WORK INSTRUCTIONS: Copy out every line of the records where the string "Feel" occurs.

(Entries taken from a collection)
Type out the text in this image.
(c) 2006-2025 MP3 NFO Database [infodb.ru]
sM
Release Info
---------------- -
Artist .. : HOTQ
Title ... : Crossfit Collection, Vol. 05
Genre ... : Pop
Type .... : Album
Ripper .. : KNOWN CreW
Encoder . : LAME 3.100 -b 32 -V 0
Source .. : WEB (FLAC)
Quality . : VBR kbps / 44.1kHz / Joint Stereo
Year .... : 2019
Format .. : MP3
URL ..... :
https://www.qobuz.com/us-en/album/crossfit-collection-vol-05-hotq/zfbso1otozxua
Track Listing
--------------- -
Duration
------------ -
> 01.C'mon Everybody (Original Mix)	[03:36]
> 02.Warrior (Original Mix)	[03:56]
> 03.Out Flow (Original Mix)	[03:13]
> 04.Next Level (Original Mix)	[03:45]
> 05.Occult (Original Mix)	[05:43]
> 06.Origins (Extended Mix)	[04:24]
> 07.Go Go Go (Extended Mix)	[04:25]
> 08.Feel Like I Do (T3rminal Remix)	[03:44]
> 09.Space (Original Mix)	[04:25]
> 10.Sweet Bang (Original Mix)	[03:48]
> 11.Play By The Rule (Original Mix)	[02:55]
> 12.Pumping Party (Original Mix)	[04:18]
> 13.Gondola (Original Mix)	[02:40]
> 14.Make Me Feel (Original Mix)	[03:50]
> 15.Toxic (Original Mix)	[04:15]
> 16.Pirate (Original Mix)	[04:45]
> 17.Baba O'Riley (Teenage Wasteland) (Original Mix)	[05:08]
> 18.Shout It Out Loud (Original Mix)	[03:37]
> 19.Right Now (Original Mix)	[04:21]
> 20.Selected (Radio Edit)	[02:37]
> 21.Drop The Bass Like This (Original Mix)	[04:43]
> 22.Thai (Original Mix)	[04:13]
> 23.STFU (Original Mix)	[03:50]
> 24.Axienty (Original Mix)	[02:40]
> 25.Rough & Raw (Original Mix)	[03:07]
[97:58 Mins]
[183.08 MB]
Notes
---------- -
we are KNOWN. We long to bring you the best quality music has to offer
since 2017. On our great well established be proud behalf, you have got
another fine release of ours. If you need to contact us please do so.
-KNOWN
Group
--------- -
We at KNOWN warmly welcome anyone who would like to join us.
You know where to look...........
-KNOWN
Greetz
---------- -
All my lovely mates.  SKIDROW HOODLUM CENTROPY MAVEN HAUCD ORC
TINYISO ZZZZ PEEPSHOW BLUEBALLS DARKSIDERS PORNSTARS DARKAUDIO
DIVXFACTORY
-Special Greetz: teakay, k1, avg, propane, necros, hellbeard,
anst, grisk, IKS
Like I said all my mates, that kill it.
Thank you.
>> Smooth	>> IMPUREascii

EXPECTED ANSWER:
> 08.Feel Like I Do (T3rminal Remix)	[03:44]
> 14.Make Me Feel (Original Mix)	[03:50]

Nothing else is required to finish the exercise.